What needs to be done:
For this exercise, copy out each line of the material below that includes "водоэмульсионные".

Material provided:
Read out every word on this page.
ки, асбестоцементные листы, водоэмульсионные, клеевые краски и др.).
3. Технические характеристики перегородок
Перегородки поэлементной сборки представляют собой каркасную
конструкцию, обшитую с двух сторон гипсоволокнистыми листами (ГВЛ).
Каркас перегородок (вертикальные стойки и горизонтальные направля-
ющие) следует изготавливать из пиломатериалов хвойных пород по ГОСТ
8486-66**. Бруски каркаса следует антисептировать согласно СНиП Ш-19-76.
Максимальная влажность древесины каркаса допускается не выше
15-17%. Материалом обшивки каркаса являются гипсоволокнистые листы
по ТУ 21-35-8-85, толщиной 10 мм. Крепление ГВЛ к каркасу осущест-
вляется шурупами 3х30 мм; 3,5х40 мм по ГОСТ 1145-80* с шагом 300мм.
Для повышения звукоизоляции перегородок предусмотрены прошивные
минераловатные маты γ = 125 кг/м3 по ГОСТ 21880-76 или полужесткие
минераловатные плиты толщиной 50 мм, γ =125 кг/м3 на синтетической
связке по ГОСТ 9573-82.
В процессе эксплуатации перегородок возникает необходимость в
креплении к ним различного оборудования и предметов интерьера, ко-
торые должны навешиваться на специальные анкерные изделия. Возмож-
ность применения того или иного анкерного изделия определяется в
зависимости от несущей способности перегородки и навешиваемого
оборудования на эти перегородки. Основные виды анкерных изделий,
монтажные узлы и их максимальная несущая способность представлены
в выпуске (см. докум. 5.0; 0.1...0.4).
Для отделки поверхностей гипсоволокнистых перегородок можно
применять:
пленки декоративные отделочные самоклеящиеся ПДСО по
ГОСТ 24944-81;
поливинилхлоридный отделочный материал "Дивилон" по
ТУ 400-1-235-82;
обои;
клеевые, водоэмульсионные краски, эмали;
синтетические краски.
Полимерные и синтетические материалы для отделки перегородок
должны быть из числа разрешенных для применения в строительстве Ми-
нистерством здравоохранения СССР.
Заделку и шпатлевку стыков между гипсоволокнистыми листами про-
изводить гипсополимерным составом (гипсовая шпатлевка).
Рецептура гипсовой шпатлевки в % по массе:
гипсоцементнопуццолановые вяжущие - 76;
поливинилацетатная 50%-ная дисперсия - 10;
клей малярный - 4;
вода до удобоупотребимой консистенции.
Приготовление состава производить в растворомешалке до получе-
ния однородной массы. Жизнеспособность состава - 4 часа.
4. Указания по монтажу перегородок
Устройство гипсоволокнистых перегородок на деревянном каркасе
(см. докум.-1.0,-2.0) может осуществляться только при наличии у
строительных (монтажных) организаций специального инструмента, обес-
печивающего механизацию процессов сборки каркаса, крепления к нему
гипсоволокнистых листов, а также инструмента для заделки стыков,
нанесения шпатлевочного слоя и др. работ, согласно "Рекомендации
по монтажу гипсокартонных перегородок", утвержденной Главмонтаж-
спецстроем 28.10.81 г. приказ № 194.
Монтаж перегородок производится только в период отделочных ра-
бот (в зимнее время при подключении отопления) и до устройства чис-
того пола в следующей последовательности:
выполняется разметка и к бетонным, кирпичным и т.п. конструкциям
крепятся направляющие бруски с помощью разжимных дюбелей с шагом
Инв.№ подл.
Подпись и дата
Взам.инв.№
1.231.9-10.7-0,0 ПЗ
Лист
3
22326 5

Solution for this problem:
ки, асбестоцементные листы, водоэмульсионные, клеевые краски и др.).
клеевые, водоэмульсионные краски, эмали;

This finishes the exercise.